* _EXERCISE GOAL_: Restate each entry word for word, leaving nothing out.

***** DATA LINES *****

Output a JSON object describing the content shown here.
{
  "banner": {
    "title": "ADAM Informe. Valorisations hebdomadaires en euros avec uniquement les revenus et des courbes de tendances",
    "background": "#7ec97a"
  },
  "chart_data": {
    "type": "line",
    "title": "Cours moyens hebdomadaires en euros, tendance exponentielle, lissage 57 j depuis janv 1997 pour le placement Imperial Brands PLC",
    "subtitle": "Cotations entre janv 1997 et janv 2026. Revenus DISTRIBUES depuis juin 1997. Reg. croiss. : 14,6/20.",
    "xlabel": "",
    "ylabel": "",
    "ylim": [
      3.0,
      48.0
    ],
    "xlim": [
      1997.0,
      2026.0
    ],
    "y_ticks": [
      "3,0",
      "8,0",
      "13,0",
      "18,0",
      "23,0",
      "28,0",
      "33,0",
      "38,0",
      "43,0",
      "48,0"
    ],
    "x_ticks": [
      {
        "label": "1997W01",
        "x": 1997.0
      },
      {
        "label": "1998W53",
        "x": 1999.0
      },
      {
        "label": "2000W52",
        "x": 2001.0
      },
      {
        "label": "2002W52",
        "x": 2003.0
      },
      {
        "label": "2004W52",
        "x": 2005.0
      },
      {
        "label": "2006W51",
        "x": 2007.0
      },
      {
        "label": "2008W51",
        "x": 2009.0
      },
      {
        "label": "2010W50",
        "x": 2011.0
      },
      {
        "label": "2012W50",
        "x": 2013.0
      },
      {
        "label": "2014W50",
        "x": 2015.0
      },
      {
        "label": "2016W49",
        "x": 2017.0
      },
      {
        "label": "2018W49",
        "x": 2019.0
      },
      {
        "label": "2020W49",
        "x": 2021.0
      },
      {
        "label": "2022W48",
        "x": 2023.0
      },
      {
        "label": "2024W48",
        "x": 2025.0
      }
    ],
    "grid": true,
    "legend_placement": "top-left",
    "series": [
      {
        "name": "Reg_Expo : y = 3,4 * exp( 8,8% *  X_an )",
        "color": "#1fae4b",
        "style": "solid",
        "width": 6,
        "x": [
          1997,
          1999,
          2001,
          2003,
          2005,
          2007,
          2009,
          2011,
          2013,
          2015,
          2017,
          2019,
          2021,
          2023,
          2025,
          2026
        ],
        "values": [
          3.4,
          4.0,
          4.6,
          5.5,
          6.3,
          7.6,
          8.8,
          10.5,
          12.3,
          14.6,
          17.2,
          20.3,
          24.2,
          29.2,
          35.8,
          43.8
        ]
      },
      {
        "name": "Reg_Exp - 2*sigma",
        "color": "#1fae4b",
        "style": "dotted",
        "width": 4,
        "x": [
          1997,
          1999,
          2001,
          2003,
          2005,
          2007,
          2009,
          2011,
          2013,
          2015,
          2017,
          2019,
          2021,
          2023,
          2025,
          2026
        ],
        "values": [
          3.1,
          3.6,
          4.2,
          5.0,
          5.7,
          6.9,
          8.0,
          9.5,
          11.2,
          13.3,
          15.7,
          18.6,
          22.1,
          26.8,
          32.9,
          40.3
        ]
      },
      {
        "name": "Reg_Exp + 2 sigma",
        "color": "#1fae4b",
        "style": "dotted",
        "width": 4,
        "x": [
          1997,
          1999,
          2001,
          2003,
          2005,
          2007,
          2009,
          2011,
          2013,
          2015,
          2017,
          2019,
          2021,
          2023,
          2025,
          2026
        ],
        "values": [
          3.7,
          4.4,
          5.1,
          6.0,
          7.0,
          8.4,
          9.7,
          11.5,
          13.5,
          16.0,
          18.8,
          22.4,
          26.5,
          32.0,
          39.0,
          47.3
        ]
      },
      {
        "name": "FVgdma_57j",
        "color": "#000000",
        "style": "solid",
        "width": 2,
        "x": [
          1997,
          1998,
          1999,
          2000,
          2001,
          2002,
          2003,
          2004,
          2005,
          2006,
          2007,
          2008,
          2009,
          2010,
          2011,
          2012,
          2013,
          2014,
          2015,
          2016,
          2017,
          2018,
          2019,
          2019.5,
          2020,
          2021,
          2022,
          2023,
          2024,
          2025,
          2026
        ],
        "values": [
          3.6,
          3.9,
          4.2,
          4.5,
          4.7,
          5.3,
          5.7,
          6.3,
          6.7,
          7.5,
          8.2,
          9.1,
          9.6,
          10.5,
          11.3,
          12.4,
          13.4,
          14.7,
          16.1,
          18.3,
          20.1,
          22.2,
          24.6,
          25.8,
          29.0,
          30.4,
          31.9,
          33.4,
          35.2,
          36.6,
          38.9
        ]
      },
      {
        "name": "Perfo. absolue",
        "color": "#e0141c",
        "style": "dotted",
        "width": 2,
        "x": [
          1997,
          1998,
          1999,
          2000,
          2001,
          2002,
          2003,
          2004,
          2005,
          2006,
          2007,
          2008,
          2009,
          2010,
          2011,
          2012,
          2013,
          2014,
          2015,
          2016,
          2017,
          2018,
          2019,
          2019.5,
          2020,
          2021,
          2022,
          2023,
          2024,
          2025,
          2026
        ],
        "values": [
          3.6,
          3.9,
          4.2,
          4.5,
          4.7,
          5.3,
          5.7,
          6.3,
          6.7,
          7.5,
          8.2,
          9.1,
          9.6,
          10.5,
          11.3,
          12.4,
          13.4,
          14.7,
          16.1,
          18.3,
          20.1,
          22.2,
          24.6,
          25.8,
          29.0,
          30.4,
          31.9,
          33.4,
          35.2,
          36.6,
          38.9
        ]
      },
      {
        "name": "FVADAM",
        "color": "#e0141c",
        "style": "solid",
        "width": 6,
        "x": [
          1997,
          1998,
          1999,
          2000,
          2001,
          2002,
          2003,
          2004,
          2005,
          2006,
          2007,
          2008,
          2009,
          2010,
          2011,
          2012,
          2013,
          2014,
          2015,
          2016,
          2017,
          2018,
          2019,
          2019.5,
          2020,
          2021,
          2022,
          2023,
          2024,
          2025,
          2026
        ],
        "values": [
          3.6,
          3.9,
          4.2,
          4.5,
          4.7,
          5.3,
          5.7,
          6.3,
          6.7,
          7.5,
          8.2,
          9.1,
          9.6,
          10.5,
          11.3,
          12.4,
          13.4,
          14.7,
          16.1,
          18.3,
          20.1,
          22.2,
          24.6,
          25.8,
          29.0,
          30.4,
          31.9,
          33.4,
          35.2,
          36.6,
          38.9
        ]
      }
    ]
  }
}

*****

* _SOLVED EXERCISE_:
Output a JSON object describing the content shown here.
{
  "banner": {
    "title": "ADAM Informe. Valorisations hebdomadaires en euros avec uniquement les revenus et des courbes de tendances",
    "background": "#7ec97a"
  },
  "chart_data": {
    "type": "line",
    "title": "Cours moyens hebdomadaires en euros, tendance exponentielle, lissage 57 j depuis janv 1997 pour le placement Imperial Brands PLC",
    "subtitle": "Cotations entre janv 1997 et janv 2026. Revenus DISTRIBUES depuis juin 1997. Reg. croiss. : 14,6/20.",
    "xlabel": "",
    "ylabel": "",
    "ylim": [
      3.0,
      48.0
    ],
    "xlim": [
      1997.0,
      2026.0
    ],
    "y_ticks": [
      "3,0",
      "8,0",
      "13,0",
      "18,0",
      "23,0",
      "28,0",
      "33,0",
      "38,0",
      "43,0",
      "48,0"
    ],
    "x_ticks": [
      {
        "label": "1997W01",
        "x": 1997.0
      },
      {
        "label": "1998W53",
        "x": 1999.0
      },
      {
        "label": "2000W52",
        "x": 2001.0
      },
      {
        "label": "2002W52",
        "x": 2003.0
      },
      {
        "label": "2004W52",
        "x": 2005.0
      },
      {
        "label": "2006W51",
        "x": 2007.0
      },
      {
        "label": "2008W51",
        "x": 2009.0
      },
      {
        "label": "2010W50",
        "x": 2011.0
      },
      {
        "label": "2012W50",
        "x": 2013.0
      },
      {
        "label": "2014W50",
        "x": 2015.0
      },
      {
        "label": "2016W49",
        "x": 2017.0
      },
      {
        "label": "2018W49",
        "x": 2019.0
      },
      {
        "label": "2020W49",
        "x": 2021.0
      },
      {
        "label": "2022W48",
        "x": 2023.0
      },
      {
        "label": "2024W48",
        "x": 2025.0
      }
    ],
    "grid": true,
    "legend_placement": "top-left",
    "series": [
      {
        "name": "Reg_Expo : y = 3,4 * exp( 8,8% *  X_an )",
        "color": "#1fae4b",
        "style": "solid",
        "width": 6,
        "x": [
          1997,
          1999,
          2001,
          2003,
          2005,
          2007,
          2009,
          2011,
          2013,
          2015,
          2017,
          2019,
          2021,
          2023,
          2025,
          2026
        ],
        "values": [
          3.4,
          4.0,
          4.6,
          5.5,
          6.3,
          7.6,
          8.8,
          10.5,
          12.3,
          14.6,
          17.2,
          20.3,
          24.2,
          29.2,
          35.8,
          43.8
        ]
      },
      {
        "name": "Reg_Exp - 2*sigma",
        "color": "#1fae4b",
        "style": "dotted",
        "width": 4,
        "x": [
          1997,
          1999,
          2001,
          2003,
          2005,
          2007,
          2009,
          2011,
          2013,
          2015,
          2017,
          2019,
          2021,
          2023,
          2025,
          2026
        ],
        "values": [
          3.1,
          3.6,
          4.2,
          5.0,
          5.7,
          6.9,
          8.0,
          9.5,
          11.2,
          13.3,
          15.7,
          18.6,
          22.1,
          26.8,
          32.9,
          40.3
        ]
      },
      {
        "name": "Reg_Exp + 2 sigma",
        "color": "#1fae4b",
        "style": "dotted",
        "width": 4,
        "x": [
          1997,
          1999,
          2001,
          2003,
          2005,
          2007,
          2009,
          2011,
          2013,
          2015,
          2017,
          2019,
          2021,
          2023,
          2025,
          2026
        ],
        "values": [
          3.7,
          4.4,
          5.1,
          6.0,
          7.0,
          8.4,
          9.7,
          11.5,
          13.5,
          16.0,
          18.8,
          22.4,
          26.5,
          32.0,
          39.0,
          47.3
        ]
      },
      {
        "name": "FVgdma_57j",
        "color": "#000000",
        "style": "solid",
        "width": 2,
        "x": [
          1997,
          1998,
          1999,
          2000,
          2001,
          2002,
          2003,
          2004,
          2005,
          2006,
          2007,
          2008,
          2009,
          2010,
          2011,
          2012,
          2013,
          2014,
          2015,
          2016,
          2017,
          2018,
          2019,
          2019.5,
          2020,
          2021,
          2022,
          2023,
          2024,
          2025,
          2026
        ],
        "values": [
          3.6,
          3.9,
          4.2,
          4.5,
          4.7,
          5.3,
          5.7,
          6.3,
          6.7,
          7.5,
          8.2,
          9.1,
          9.6,
          10.5,
          11.3,
          12.4,
          13.4,
          14.7,
          16.1,
          18.3,
          20.1,
          22.2,
          24.6,
          25.8,
          29.0,
          30.4,
          31.9,
          33.4,
          35.2,
          36.6,
          38.9
        ]
      },
      {
        "name": "Perfo. absolue",
        "color": "#e0141c",
        "style": "dotted",
        "width": 2,
        "x": [
          1997,
          1998,
          1999,
          2000,
          2001,
          2002,
          2003,
          2004,
          2005,
          2006,
          2007,
          2008,
          2009,
          2010,
          2011,
          2012,
          2013,
          2014,
          2015,
          2016,
          2017,
          2018,
          2019,
          2019.5,
          2020,
          2021,
          2022,
          2023,
          2024,
          2025,
          2026
        ],
        "values": [
          3.6,
          3.9,
          4.2,
          4.5,
          4.7,
          5.3,
          5.7,
          6.3,
          6.7,
          7.5,
          8.2,
          9.1,
          9.6,
          10.5,
          11.3,
          12.4,
          13.4,
          14.7,
          16.1,
          18.3,
          20.1,
          22.2,
          24.6,
          25.8,
          29.0,
          30.4,
          31.9,
          33.4,
          35.2,
          36.6,
          38.9
        ]
      },
      {
        "name": "FVADAM",
        "color": "#e0141c",
        "style": "solid",
        "width": 6,
        "x": [
          1997,
          1998,
          1999,
          2000,
          2001,
          2002,
          2003,
          2004,
          2005,
          2006,
          2007,
          2008,
          2009,
          2010,
          2011,
          2012,
          2013,
          2014,
          2015,
          2016,
          2017,
          2018,
          2019,
          2019.5,
          2020,
          2021,
          2022,
          2023,
          2024,
          2025,
          2026
        ],
        "values": [
          3.6,
          3.9,
          4.2,
          4.5,
          4.7,
          5.3,
          5.7,
          6.3,
          6.7,
          7.5,
          8.2,
          9.1,
          9.6,
          10.5,
          11.3,
          12.4,
          13.4,
          14.7,
          16.1,
          18.3,
          20.1,
          22.2,
          24.6,
          25.8,
          29.0,
          30.4,
          31.9,
          33.4,
          35.2,
          36.6,
          38.9
        ]
      }
    ]
  }
}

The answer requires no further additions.